Write out all entries word for word.

■ **Task data**
[start]
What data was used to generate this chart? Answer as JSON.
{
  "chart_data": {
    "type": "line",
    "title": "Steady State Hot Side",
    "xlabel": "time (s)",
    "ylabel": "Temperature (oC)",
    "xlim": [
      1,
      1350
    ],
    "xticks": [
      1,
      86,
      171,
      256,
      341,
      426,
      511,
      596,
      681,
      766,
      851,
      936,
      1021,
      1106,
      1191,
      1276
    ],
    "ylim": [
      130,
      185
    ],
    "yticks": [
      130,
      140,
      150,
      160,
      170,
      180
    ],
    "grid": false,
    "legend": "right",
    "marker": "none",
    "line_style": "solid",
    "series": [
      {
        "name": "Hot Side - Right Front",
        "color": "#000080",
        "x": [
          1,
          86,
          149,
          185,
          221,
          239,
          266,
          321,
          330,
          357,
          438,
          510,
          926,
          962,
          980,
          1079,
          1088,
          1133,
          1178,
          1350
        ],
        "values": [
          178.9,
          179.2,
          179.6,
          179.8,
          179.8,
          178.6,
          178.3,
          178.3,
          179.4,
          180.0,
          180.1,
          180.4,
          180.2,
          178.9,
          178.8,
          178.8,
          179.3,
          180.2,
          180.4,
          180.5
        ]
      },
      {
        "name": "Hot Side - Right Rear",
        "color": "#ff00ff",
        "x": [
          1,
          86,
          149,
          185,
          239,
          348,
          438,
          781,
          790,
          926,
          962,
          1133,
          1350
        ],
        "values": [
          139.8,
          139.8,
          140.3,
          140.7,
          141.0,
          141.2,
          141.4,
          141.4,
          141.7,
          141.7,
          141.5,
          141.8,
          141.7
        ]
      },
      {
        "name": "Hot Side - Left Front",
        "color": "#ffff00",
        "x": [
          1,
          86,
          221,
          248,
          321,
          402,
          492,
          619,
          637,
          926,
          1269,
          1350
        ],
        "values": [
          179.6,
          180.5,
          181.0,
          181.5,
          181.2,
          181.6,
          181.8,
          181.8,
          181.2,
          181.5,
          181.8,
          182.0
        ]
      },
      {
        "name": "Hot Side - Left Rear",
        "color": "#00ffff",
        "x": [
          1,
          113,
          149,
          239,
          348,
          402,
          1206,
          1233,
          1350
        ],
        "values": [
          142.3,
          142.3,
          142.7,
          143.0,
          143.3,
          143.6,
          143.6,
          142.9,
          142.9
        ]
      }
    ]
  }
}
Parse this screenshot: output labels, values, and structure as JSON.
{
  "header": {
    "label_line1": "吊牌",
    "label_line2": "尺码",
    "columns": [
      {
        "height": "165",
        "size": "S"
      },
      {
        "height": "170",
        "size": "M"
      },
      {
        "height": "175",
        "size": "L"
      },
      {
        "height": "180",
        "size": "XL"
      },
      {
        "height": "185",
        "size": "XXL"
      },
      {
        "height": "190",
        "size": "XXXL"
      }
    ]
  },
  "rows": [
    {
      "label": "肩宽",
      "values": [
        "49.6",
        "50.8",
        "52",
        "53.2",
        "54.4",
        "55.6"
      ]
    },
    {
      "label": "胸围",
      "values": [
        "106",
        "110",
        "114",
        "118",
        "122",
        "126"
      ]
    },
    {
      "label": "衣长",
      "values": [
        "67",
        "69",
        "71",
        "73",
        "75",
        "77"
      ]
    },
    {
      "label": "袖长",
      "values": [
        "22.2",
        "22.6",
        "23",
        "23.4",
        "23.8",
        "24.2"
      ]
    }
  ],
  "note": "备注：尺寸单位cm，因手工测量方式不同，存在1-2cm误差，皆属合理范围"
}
[end]
■ **Response below**
What data was used to generate this chart? Answer as JSON.
{
  "chart_data": {
    "type": "line",
    "title": "Steady State Hot Side",
    "xlabel": "time (s)",
    "ylabel": "Temperature (oC)",
    "xlim": [
      1,
      1350
    ],
    "xticks": [
      1,
      86,
      171,
      256,
      341,
      426,
      511,
      596,
      681,
      766,
      851,
      936,
      1021,
      1106,
      1191,
      1276
    ],
    "ylim": [
      130,
      185
    ],
    "yticks": [
      130,
      140,
      150,
      160,
      170,
      180
    ],
    "grid": false,
    "legend": "right",
    "marker": "none",
    "line_style": "solid",
    "series": [
      {
        "name": "Hot Side - Right Front",
        "color": "#000080",
        "x": [
          1,
          86,
          149,
          185,
          221,
          239,
          266,
          321,
          330,
          357,
          438,
          510,
          926,
          962,
          980,
          1079,
          1088,
          1133,
          1178,
          1350
        ],
        "values": [
          178.9,
          179.2,
          179.6,
          179.8,
          179.8,
          178.6,
          178.3,
          178.3,
          179.4,
          180.0,
          180.1,
          180.4,
          180.2,
          178.9,
          178.8,
          178.8,
          179.3,
          180.2,
          180.4,
          180.5
        ]
      },
      {
        "name": "Hot Side - Right Rear",
        "color": "#ff00ff",
        "x": [
          1,
          86,
          149,
          185,
          239,
          348,
          438,
          781,
          790,
          926,
          962,
          1133,
          1350
        ],
        "values": [
          139.8,
          139.8,
          140.3,
          140.7,
          141.0,
          141.2,
          141.4,
          141.4,
          141.7,
          141.7,
          141.5,
          141.8,
          141.7
        ]
      },
      {
        "name": "Hot Side - Left Front",
        "color": "#ffff00",
        "x": [
          1,
          86,
          221,
          248,
          321,
          402,
          492,
          619,
          637,
          926,
          1269,
          1350
        ],
        "values": [
          179.6,
          180.5,
          181.0,
          181.5,
          181.2,
          181.6,
          181.8,
          181.8,
          181.2,
          181.5,
          181.8,
          182.0
        ]
      },
      {
        "name": "Hot Side - Left Rear",
        "color": "#00ffff",
        "x": [
          1,
          113,
          149,
          239,
          348,
          402,
          1206,
          1233,
          1350
        ],
        "values": [
          142.3,
          142.3,
          142.7,
          143.0,
          143.3,
          143.6,
          143.6,
          142.9,
          142.9
        ]
      }
    ]
  }
}
Parse this screenshot: output labels, values, and structure as JSON.
{
  "header": {
    "label_line1": "吊牌",
    "label_line2": "尺码",
    "columns": [
      {
        "height": "165",
        "size": "S"
      },
      {
        "height": "170",
        "size": "M"
      },
      {
        "height": "175",
        "size": "L"
      },
      {
        "height": "180",
        "size": "XL"
      },
      {
        "height": "185",
        "size": "XXL"
      },
      {
        "height": "190",
        "size": "XXXL"
      }
    ]
  },
  "rows": [
    {
      "label": "肩宽",
      "values": [
        "49.6",
        "50.8",
        "52",
        "53.2",
        "54.4",
        "55.6"
      ]
    },
    {
      "label": "胸围",
      "values": [
        "106",
        "110",
        "114",
        "118",
        "122",
        "126"
      ]
    },
    {
      "label": "衣长",
      "values": [
        "67",
        "69",
        "71",
        "73",
        "75",
        "77"
      ]
    },
    {
      "label": "袖长",
      "values": [
        "22.2",
        "22.6",
        "23",
        "23.4",
        "23.8",
        "24.2"
      ]
    }
  ],
  "note": "备注：尺寸单位cm，因手工测量方式不同，存在1-2cm误差，皆属合理范围"
}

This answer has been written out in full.